Kokak’s founder and head chocolatier Carol Garcia and assistant had a packed table in front of them, both product wise and people wise. We had to wait a bit before we could maneuver to the front, but we saw she had her award winning Pistachio Rose Love bar, Nuts About Cherries bar, and Tropical Caramels Collection. Plus hand painted chocolate pumpkin lollies, a hot chocolate mix, the Sweet Sixteen truffle collection, and more at the far end of the table that I never got to.
So it looks like things are going great for Kokak. Carol said they were but it’s not easy. Their profit margin is slim because premium ingredients are important and prices keep going up. I did notice that prices at the Salon were generally up a little, but I appreciate the emphasis on quality that these local vendors have. I hope others do too.
Cacaopod and I were most curious about Kokak’s new product: Manabi Liquid Gold sipping chocolate. Carol told us it’s a single origin hot chocolate that uses rare Nacional cacao from Ecuador. She told us it was the first domesticated cacao grown in the world(!). It disappeared for a while, she said, but then 6 cacao trees were discovered in Ecuador and propagated, so it’s available again.
It’s a 64% cacao chocolate that you can mix with either water or milk (they also have a hot chocolate mix with powdered milk in it). It’s not a powder, but little chunks of chocolate. There were 2 recipes on the pack, classic hot chocolate and European sipping style, basically a 1:2 ratio of chocolate to liquid or a 1:1 ratio (but I could be wrong because the directions were printed in gold type that was sooo tiny). We tried both recipes with milk.
The classic version was a mild flavored hot chocolate but I thought it was too weak unless you were going to add other flavors to it. Like peppermint or hazelnut might do the trick.
The thicker European style was the way to go. It had more chocolate flavor and a better mouthfeel. The texture was very smooth — all those little chunks of chocolate melted easy in heated milk. And it coated my mouth with a nutty chocolatey taste that lingered. Excellent sipping chocolate. I will have to get another bag to try it with water because one bag basically makes only 4 espresso cups worth of sipping chocolate and we have experimented ourselves to the end of this one.
The other new-to-us Kokak offering we tried was the Sweet Sixteen collection, which as the name implies is a collection of 16 chocolates. They make more than 16 flavors, but the box we got seemed like a good representation of their flavors with some from each of their flavor categories: Classics, Vegan, Fruit & More, Coffee/Tea & More, Pies & More, Nuts, and Liqueur.
The set included both dark and milk shells, and dark or milk ganaches or caramel inside.
I had to try the Peanut Marshmallow first because 1) peanut flavor and 2) the puffy clouds on sky blue decal was super cute. Inside the thin dark chocolate shell was a thin layer of marshmallow foam over a milk chocolate ganache. It had a tiny crunch with an immediate peanut flavor then marshmallow added to it. Adding the good dark chocolate couverture, it made for a very tasty combo.
The Earl Grey was so pretty with its Japanese print wave closeup decal, so I had to try that next. It had a thick milk chocolate shell and a milk chocolate ganache that smelled like Earl Grey. It tasted mostly milk chocolate then citrusy Earl Grey. It was a good Earl Grey flavor, not perfumy but distinctly Earl Grey, and the flavor lingered afterwards. I liked the balance between the chocolate and the tea, and it made me wonder if the thick shell was a conscious decision to balance the Earl Grey.

▶ [Supplied material]
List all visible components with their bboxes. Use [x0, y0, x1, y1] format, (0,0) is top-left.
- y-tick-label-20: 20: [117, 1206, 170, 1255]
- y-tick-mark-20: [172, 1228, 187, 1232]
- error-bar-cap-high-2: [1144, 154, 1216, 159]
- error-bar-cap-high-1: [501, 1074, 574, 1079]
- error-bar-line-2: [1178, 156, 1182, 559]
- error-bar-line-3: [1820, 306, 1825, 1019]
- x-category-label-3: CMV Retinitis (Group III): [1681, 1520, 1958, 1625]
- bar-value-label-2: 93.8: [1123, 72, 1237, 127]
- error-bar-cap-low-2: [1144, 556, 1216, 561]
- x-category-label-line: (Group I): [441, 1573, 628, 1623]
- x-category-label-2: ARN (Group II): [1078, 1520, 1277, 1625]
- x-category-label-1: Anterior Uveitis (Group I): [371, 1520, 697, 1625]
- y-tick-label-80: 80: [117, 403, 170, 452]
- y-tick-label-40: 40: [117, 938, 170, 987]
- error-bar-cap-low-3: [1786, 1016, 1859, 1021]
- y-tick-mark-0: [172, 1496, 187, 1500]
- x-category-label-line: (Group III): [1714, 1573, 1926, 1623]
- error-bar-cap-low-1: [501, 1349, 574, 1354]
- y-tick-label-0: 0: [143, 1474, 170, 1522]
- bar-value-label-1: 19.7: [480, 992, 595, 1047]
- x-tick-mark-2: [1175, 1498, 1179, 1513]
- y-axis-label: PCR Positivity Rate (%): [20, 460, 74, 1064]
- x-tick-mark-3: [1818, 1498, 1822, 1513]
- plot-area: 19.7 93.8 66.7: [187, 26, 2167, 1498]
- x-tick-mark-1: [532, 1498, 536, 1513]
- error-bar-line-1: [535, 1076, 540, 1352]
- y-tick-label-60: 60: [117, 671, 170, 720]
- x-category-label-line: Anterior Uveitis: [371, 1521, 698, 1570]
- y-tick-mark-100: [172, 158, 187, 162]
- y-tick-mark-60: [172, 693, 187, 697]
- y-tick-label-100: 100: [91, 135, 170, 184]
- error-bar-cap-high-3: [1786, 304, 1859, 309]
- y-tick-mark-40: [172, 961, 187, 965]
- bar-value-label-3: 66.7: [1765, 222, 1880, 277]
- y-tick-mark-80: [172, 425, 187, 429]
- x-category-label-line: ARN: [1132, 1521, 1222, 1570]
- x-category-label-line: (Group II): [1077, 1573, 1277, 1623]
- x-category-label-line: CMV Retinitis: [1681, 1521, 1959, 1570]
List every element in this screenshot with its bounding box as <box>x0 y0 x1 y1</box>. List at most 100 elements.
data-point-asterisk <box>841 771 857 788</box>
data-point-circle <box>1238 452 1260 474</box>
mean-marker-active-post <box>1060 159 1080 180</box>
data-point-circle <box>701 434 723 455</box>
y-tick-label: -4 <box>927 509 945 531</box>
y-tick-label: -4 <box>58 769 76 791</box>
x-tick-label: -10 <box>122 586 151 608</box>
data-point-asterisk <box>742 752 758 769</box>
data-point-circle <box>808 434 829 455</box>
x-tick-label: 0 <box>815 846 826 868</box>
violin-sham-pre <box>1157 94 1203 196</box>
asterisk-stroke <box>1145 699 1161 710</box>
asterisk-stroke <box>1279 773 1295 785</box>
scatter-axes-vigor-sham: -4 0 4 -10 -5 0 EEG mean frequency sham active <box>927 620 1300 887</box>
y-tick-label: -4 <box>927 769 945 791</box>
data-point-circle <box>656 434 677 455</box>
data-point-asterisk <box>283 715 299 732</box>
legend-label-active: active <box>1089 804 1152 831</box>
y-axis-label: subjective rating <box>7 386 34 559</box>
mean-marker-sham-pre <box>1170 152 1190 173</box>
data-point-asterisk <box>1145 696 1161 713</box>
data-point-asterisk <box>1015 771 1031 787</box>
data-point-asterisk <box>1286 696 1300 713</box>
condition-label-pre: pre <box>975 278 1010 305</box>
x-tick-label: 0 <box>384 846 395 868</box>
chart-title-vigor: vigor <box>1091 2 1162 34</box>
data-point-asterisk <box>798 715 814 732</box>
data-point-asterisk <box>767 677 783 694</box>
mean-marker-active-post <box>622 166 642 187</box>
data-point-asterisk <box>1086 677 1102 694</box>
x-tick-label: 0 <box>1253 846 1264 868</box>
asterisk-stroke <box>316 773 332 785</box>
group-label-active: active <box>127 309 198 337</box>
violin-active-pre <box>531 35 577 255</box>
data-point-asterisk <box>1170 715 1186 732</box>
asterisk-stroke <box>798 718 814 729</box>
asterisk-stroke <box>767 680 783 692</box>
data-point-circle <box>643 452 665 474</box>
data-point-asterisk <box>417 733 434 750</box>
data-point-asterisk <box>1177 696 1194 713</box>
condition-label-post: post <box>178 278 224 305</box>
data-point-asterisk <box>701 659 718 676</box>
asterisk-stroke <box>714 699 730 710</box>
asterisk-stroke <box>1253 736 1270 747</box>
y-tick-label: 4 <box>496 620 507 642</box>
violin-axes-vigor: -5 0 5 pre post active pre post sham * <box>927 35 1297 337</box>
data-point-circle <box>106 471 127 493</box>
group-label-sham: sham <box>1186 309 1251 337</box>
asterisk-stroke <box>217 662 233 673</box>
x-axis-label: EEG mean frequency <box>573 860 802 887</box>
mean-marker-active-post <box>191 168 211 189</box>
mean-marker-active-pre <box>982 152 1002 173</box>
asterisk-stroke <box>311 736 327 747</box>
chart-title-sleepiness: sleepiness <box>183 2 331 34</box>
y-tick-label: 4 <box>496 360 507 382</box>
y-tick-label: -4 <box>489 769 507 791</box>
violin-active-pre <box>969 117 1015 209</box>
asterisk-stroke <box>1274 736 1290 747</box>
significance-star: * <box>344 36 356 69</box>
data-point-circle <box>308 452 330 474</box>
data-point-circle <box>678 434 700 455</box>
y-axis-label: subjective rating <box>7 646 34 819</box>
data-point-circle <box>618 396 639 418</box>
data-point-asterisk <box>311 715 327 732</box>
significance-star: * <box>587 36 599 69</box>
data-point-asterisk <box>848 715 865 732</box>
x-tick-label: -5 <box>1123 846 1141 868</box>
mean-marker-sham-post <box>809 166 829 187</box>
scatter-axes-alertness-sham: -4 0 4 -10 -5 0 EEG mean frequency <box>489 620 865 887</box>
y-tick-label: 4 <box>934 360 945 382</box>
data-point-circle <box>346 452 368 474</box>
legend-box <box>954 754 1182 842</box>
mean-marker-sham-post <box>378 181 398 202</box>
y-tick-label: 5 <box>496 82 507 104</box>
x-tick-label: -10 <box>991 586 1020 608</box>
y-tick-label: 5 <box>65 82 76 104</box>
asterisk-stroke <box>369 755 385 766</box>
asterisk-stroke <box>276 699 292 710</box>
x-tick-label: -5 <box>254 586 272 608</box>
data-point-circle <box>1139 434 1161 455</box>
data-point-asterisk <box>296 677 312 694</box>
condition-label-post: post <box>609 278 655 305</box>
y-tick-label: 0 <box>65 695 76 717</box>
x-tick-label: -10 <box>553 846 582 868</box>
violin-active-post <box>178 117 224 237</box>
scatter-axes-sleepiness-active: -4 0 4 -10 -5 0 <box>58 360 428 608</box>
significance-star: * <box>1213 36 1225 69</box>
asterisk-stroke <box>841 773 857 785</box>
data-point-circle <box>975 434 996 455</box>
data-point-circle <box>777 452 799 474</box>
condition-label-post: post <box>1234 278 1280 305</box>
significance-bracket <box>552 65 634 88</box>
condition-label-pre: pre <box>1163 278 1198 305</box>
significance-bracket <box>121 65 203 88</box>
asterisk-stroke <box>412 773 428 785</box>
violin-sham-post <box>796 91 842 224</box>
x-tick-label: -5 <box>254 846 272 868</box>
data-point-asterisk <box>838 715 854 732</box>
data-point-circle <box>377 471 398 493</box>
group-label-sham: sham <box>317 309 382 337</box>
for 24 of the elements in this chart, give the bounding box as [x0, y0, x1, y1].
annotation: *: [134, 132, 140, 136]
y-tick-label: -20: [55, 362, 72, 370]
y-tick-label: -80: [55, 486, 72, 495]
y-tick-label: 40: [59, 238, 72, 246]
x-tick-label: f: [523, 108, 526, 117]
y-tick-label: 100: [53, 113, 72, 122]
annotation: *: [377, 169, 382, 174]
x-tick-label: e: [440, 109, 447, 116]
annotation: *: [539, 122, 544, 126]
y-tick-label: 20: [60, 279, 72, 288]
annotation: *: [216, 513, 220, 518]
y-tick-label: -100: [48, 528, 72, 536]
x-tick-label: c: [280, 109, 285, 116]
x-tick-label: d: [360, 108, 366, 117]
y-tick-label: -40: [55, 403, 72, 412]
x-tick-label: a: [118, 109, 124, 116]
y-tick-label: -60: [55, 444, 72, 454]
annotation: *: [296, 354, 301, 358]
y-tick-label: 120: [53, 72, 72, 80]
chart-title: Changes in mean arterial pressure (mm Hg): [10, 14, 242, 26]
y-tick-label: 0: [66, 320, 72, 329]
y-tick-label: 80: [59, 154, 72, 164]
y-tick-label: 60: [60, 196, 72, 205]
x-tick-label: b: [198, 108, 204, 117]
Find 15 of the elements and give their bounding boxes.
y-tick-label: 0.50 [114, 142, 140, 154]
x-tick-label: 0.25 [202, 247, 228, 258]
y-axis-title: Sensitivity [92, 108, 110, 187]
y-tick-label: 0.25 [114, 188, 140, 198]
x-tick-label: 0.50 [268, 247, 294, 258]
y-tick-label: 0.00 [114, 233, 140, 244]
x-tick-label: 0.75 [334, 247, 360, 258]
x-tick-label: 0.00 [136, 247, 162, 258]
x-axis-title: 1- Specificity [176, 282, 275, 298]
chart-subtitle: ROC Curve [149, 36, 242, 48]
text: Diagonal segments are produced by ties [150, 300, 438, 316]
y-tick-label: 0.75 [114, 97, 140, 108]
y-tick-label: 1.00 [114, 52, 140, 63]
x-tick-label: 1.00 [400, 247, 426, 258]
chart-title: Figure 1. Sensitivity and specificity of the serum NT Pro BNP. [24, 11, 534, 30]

▶ [Required task A]
Rewrite the listing from its first line through the line containing "- x-category-label-1: Anterior", with "bboxes" changed to "bounding boxes" and nothing else altered. Give only those lines.
▶ [Required task B]
Continue the review of Kokak's chocolates from the point where it stops.
The chocolate review and the listing have no connection to each other.

▶ [Output A]
List all visible components with their bounding boxes. Use [x0, y0, x1, y1] format, (0,0) is top-left.
- y-tick-label-20: 20: [117, 1206, 170, 1255]
- y-tick-mark-20: [172, 1228, 187, 1232]
- error-bar-cap-high-2: [1144, 154, 1216, 159]
- error-bar-cap-high-1: [501, 1074, 574, 1079]
- error-bar-line-2: [1178, 156, 1182, 559]
- error-bar-line-3: [1820, 306, 1825, 1019]
- x-category-label-3: CMV Retinitis (Group III): [1681, 1520, 1958, 1625]
- bar-value-label-2: 93.8: [1123, 72, 1237, 127]
- error-bar-cap-low-2: [1144, 556, 1216, 561]
- x-category-label-line: (Group I): [441, 1573, 628, 1623]
- x-category-label-2: ARN (Group II): [1078, 1520, 1277, 1625]
- x-category-label-1: Anterior Uveitis (Group I): [371, 1520, 697, 1625]

▶ [Output B]
Next we sampled the vegan Strawberry Pistachio because I love pistachio but have found it often doesn’t survive in chocolate so I’m always on the lookout for a successful inclusion of this distinct but mild nut. This was a dark chocolate shell with a layer of strawberry jam over a nut base inside that gave it a little crunch. The taste started with Kokak’s delicious dark chocolate then strawberry then pistachio, yea! I could actually taste pistachio and I liked that it was the last flavor to develop and the pistachio and chocolate flavors lingered.
From the Classics selection, which included single origin dark and milk chocolates, I liked Kokak’s take on salted caramel, the Vanilla Bean Sea Salt Caramel. It was a liquid caramel inside a thick dark chocolate shell. It had a more vanilla forward taste than a lot of vanilla caramels I’ve tried and was not salty.
I enjoyed this collection which also included flavors like Pumpkin Spice, Chai, Gianduja, and more exotic flavors like Mango Lemongrass and Kalamansi Almond Pie. One of the important things about Kokak Chocolates is that they make most everything that goes into their chocolates themselves — like the vanilla used starts from vanilla pods they scrap themselves — and they use real ingredients — like their Banana Caramel uses real bananas mashed into the caramel, not banana extract.
Kokak Chocolate received Gold for New Product Award, Silver for Best Milk Chocolates and Best Organic or Fair Trade Products, and Honorable Mentions for Most Delicious Ingredient Combinations and Best Traditional Chocolates.
You can buy Kokak Chocolates at their Castro district store/café, online, and at special events.
After talking rising costs with Carol from Kokak, at the next booth I noticed they hadn’t raised their prices. When I mentioned it to Jeri Vasquez, Kindred Caramels’ owner and chief confectioner, she said they were able to keep costs the same as before because most of the cost in making caramels is the labor so the rising prices of ingredients hasn’t affected them as much. So in a time of rising costs being a more labor intensive business is the way to go, I guess.
Jeri had the full line of Kindred’s current caramel flavors at the Salon, but no new ones. She said she makes one new flavor a year usually and was already working on a new one for next year.
We sampled a few of her smooth buttery caramels, including the Espresso (nice coffee flavor and no bitterness), Coconut (so coconutty, really good for coconut lovers), and the Marshmallow and Chocolate (soft little marshmallows and semisweet chocolate chunks peeking out of a caramel wrapper — all it needs is some nuts and it’s a rocky road caramel).
I don’t know how she comes up with new flavors every year, but Jeri did encourage us to make caramel mashups — 2 or more flavored caramels eaten together. It works well because her caramels are smooth and aren’t coated so you can smush them together to the extent you want. For example, when she adds chocolate to her caramels, she puts the chocolate inside the caramel instead of coating the caramel with chocolate.
Kindred Caramels received Bronze for Best Milk Chocolates and Best Caramels or Truffles.
Kindred Caramels are available in stores around SFBA (check their website for locations), online, and at special events.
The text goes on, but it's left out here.